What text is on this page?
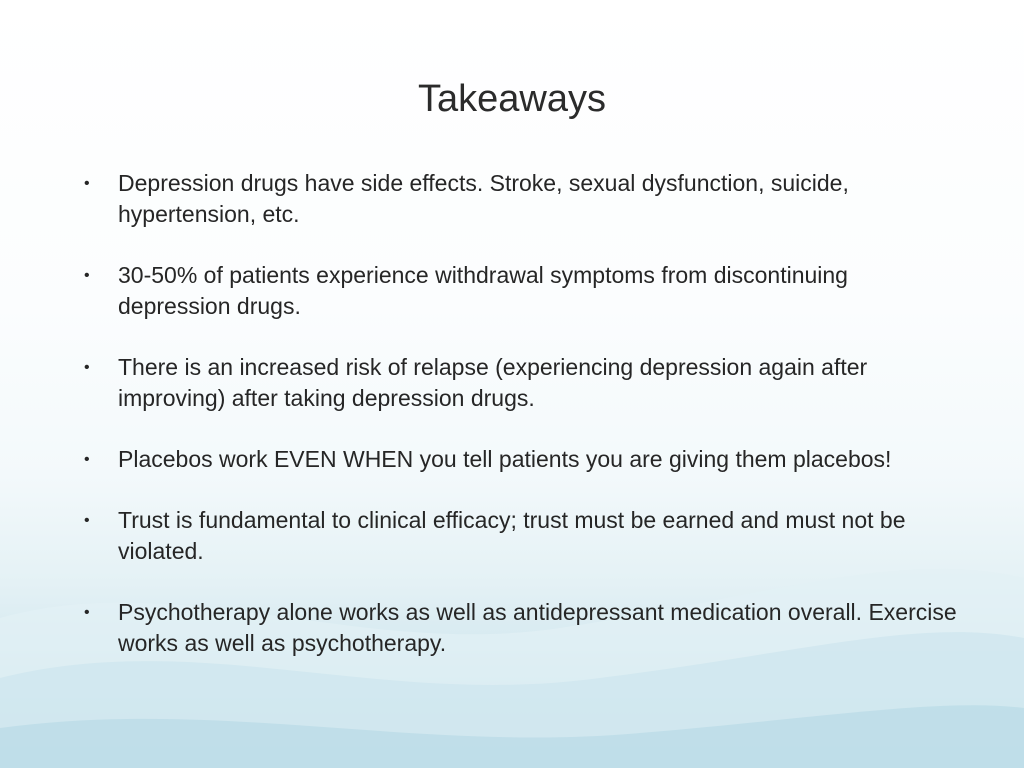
Takeaways
• Depression drugs have side effects. Stroke, sexual dysfunction, suicide, hypertension, etc.
• 30-50% of patients experience withdrawal symptoms from discontinuing depression drugs.
• There is an increased risk of relapse (experiencing depression again after improving) after taking depression drugs.
• Placebos work EVEN WHEN you tell patients you are giving them placebos!
• Trust is fundamental to clinical efficacy; trust must be earned and must not be violated.
• Psychotherapy alone works as well as antidepressant medication overall. Exercise works as well as psychotherapy.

★ ★ ★ ★

- _WHAT IS REQUIRED_: Output each record above exactly as written. Skip any pictures.

- _OUTPUT OF THE EXERCISE_:
What text is on this page?
Takeaways
• Depression drugs have side effects. Stroke, sexual dysfunction, suicide, hypertension, etc.
• 30-50% of patients experience withdrawal symptoms from discontinuing depression drugs.
• There is an increased risk of relapse (experiencing depression again after improving) after taking depression drugs.
• Placebos work EVEN WHEN you tell patients you are giving them placebos!
• Trust is fundamental to clinical efficacy; trust must be earned and must not be violated.
• Psychotherapy alone works as well as antidepressant medication overall. Exercise works as well as psychotherapy.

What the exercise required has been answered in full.